To do
Write out the part of the passage on Spain's crisis that opens with the words "The impact of" and closes with "on temporary contracts.".

Start of Text segment

The impact of Spain’s crisis has been particularly acute among immigrants: their unemployment rate is more than 30% compared with the national average of 26% and more than 200,000 of them returned home in 2012, causing Spain’s population to fall for the first time since the regular census began in 1996. Many immigrants worked in the construction sector, which collapsed as of 2008 when the property bubble burst, and were the first to lose their jobs as they were employed on temporary contracts.

Spain’s relative child poverty rate is almost 20%, only surpassed by Lativa, the US and Romania. This rate gives the proportion of a country’s children living in households where disposable income is less than 50% of the national median (after taking into account taxes and benefits and adjusting for family size and composition). The rate, however, reveals nothing about how far below each country’s relative poverty line those children are being allowed to fall. The best gauge of the depth of relative child poverty is the child poverty gap –the gap between the poverty line and the median income of those below the line–. Spain’s child poverty gap is the largest among the 29 countries in the UNICEF ranking at close to 40% of the poverty line (see Figure 3).

 Child poverty gap
Spain39.0
US37.5
Italy31.0
UK23.0
Germany19.4
France18.2
Luxembourg11.3
Figure 3. Child poverty gaps –gap between the poverty line and the median income of those below the poverty line– (as a % of the poverty line). Source: UNICEF.

End of Text segment
Start of Source data

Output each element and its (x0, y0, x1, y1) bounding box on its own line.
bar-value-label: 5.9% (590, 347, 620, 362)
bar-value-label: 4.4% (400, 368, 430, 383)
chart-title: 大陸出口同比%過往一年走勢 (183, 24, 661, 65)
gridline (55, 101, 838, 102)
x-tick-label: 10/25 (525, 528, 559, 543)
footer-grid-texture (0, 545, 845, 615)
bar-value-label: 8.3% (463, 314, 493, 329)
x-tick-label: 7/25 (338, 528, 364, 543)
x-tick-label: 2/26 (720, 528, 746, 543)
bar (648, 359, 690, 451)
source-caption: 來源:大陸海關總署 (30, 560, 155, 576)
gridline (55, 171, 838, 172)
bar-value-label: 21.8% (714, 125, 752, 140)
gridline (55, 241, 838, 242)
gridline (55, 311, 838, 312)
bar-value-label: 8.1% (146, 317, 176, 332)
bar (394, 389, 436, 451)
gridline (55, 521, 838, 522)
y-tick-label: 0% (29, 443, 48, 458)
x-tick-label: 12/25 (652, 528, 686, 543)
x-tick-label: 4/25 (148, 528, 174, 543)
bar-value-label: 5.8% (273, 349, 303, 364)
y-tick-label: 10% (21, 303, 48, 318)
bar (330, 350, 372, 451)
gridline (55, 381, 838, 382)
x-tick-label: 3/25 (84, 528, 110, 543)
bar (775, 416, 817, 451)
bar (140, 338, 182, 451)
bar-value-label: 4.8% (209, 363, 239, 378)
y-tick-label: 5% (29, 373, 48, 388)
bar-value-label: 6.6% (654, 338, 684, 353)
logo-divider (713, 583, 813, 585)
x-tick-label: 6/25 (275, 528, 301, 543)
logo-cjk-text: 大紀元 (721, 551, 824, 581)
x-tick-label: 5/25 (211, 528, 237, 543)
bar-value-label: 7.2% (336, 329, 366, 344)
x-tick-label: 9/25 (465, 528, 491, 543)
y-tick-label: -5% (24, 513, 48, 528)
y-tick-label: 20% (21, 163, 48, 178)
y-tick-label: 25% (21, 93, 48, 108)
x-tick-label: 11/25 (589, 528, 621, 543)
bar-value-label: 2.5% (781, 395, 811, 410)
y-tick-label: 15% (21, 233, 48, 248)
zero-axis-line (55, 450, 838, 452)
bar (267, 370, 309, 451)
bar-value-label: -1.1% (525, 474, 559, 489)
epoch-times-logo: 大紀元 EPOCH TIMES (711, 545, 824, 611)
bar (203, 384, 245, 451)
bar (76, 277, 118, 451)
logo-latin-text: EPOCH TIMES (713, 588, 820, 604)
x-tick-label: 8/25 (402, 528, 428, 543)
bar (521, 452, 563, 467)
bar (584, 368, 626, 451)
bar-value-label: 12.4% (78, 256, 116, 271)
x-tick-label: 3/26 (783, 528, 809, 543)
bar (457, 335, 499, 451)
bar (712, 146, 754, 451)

End of Source data

Response
The impact of Spain’s crisis has been particularly acute among immigrants: their unemployment rate is more than 30% compared with the national average of 26% and more than 200,000 of them returned home in 2012, causing Spain’s population to fall for the first time since the regular census began in 1996. Many immigrants worked in the construction sector, which collapsed as of 2008 when the property bubble burst, and were the first to lose their jobs as they were employed on temporary contracts.